:: Supplied data ::
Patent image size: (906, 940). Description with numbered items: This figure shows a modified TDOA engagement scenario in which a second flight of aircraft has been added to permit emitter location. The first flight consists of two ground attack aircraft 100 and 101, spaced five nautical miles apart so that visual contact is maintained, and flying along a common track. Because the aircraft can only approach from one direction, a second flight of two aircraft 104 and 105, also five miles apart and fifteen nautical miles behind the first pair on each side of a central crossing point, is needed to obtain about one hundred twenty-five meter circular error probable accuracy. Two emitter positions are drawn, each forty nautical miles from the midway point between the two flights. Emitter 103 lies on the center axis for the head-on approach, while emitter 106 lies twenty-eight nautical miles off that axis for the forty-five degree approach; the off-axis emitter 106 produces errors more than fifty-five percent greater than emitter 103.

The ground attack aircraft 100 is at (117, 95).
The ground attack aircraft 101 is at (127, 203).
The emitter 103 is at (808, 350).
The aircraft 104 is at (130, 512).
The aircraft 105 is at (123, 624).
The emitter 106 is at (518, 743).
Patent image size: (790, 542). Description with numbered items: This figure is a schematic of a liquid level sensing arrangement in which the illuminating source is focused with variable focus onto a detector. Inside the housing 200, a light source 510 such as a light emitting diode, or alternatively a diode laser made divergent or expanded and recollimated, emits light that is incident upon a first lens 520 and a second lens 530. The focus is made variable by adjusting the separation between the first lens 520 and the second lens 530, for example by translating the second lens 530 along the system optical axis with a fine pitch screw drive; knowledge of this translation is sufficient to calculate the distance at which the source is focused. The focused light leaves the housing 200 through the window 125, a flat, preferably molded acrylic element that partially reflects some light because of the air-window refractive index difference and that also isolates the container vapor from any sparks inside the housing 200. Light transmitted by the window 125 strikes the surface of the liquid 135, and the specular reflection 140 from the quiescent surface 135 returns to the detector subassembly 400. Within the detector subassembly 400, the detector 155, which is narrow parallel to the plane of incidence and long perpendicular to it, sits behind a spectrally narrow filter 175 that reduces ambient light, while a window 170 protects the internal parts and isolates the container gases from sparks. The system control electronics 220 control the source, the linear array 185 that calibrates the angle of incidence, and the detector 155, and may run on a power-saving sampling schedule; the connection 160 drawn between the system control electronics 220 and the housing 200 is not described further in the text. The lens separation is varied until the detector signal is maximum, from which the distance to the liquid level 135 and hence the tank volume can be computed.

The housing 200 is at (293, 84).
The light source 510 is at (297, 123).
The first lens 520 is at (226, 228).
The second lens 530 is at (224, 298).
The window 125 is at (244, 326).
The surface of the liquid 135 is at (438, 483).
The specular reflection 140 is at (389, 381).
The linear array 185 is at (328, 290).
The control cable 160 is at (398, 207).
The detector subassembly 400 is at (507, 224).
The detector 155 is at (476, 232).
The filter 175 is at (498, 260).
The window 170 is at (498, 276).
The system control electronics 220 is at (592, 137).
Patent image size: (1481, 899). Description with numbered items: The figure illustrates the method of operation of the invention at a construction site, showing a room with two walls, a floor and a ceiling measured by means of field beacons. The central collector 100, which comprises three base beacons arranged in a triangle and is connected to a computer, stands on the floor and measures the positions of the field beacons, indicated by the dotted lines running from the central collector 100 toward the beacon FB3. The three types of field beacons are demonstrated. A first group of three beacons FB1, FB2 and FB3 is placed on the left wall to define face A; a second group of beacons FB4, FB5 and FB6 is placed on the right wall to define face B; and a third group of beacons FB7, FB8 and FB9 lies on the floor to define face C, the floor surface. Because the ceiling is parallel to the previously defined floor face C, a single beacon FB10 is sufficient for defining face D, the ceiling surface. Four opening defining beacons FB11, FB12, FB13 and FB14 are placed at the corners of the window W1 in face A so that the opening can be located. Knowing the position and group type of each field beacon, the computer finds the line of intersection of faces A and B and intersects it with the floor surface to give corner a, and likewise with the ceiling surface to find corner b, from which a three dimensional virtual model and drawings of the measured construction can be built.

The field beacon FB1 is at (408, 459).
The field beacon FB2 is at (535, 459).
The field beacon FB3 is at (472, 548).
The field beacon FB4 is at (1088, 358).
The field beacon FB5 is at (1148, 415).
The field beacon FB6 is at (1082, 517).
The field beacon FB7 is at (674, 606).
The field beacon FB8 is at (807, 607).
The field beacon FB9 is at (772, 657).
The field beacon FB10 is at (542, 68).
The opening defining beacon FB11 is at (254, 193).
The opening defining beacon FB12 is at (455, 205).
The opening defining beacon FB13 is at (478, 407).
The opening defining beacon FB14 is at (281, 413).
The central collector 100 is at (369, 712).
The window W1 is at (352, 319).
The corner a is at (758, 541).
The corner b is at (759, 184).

:: Goal ::
Write out all of the lines above word for word, with no changes.

:: Final result ::
Patent image size: (906, 940). Description with numbered items: This figure shows a modified TDOA engagement scenario in which a second flight of aircraft has been added to permit emitter location. The first flight consists of two ground attack aircraft 100 and 101, spaced five nautical miles apart so that visual contact is maintained, and flying along a common track. Because the aircraft can only approach from one direction, a second flight of two aircraft 104 and 105, also five miles apart and fifteen nautical miles behind the first pair on each side of a central crossing point, is needed to obtain about one hundred twenty-five meter circular error probable accuracy. Two emitter positions are drawn, each forty nautical miles from the midway point between the two flights. Emitter 103 lies on the center axis for the head-on approach, while emitter 106 lies twenty-eight nautical miles off that axis for the forty-five degree approach; the off-axis emitter 106 produces errors more than fifty-five percent greater than emitter 103.

The ground attack aircraft 100 is at (117, 95).
The ground attack aircraft 101 is at (127, 203).
The emitter 103 is at (808, 350).
The aircraft 104 is at (130, 512).
The aircraft 105 is at (123, 624).
The emitter 106 is at (518, 743).
Patent image size: (790, 542). Description with numbered items: This figure is a schematic of a liquid level sensing arrangement in which the illuminating source is focused with variable focus onto a detector. Inside the housing 200, a light source 510 such as a light emitting diode, or alternatively a diode laser made divergent or expanded and recollimated, emits light that is incident upon a first lens 520 and a second lens 530. The focus is made variable by adjusting the separation between the first lens 520 and the second lens 530, for example by translating the second lens 530 along the system optical axis with a fine pitch screw drive; knowledge of this translation is sufficient to calculate the distance at which the source is focused. The focused light leaves the housing 200 through the window 125, a flat, preferably molded acrylic element that partially reflects some light because of the air-window refractive index difference and that also isolates the container vapor from any sparks inside the housing 200. Light transmitted by the window 125 strikes the surface of the liquid 135, and the specular reflection 140 from the quiescent surface 135 returns to the detector subassembly 400. Within the detector subassembly 400, the detector 155, which is narrow parallel to the plane of incidence and long perpendicular to it, sits behind a spectrally narrow filter 175 that reduces ambient light, while a window 170 protects the internal parts and isolates the container gases from sparks. The system control electronics 220 control the source, the linear array 185 that calibrates the angle of incidence, and the detector 155, and may run on a power-saving sampling schedule; the connection 160 drawn between the system control electronics 220 and the housing 200 is not described further in the text. The lens separation is varied until the detector signal is maximum, from which the distance to the liquid level 135 and hence the tank volume can be computed.

The housing 200 is at (293, 84).
The light source 510 is at (297, 123).
The first lens 520 is at (226, 228).
The second lens 530 is at (224, 298).
The window 125 is at (244, 326).
The surface of the liquid 135 is at (438, 483).
The specular reflection 140 is at (389, 381).
The linear array 185 is at (328, 290).
The control cable 160 is at (398, 207).
The detector subassembly 400 is at (507, 224).
The detector 155 is at (476, 232).
The filter 175 is at (498, 260).
The window 170 is at (498, 276).
The system control electronics 220 is at (592, 137).
Patent image size: (1481, 899). Description with numbered items: The figure illustrates the method of operation of the invention at a construction site, showing a room with two walls, a floor and a ceiling measured by means of field beacons. The central collector 100, which comprises three base beacons arranged in a triangle and is connected to a computer, stands on the floor and measures the positions of the field beacons, indicated by the dotted lines running from the central collector 100 toward the beacon FB3. The three types of field beacons are demonstrated. A first group of three beacons FB1, FB2 and FB3 is placed on the left wall to define face A; a second group of beacons FB4, FB5 and FB6 is placed on the right wall to define face B; and a third group of beacons FB7, FB8 and FB9 lies on the floor to define face C, the floor surface. Because the ceiling is parallel to the previously defined floor face C, a single beacon FB10 is sufficient for defining face D, the ceiling surface. Four opening defining beacons FB11, FB12, FB13 and FB14 are placed at the corners of the window W1 in face A so that the opening can be located. Knowing the position and group type of each field beacon, the computer finds the line of intersection of faces A and B and intersects it with the floor surface to give corner a, and likewise with the ceiling surface to find corner b, from which a three dimensional virtual model and drawings of the measured construction can be built.

The field beacon FB1 is at (408, 459).
The field beacon FB2 is at (535, 459).
The field beacon FB3 is at (472, 548).
The field beacon FB4 is at (1088, 358).
The field beacon FB5 is at (1148, 415).
The field beacon FB6 is at (1082, 517).
The field beacon FB7 is at (674, 606).
The field beacon FB8 is at (807, 607).
The field beacon FB9 is at (772, 657).
The field beacon FB10 is at (542, 68).
The opening defining beacon FB11 is at (254, 193).
The opening defining beacon FB12 is at (455, 205).
The opening defining beacon FB13 is at (478, 407).
The opening defining beacon FB14 is at (281, 413).
The central collector 100 is at (369, 712).
The window W1 is at (352, 319).
The corner a is at (758, 541).
The corner b is at (759, 184).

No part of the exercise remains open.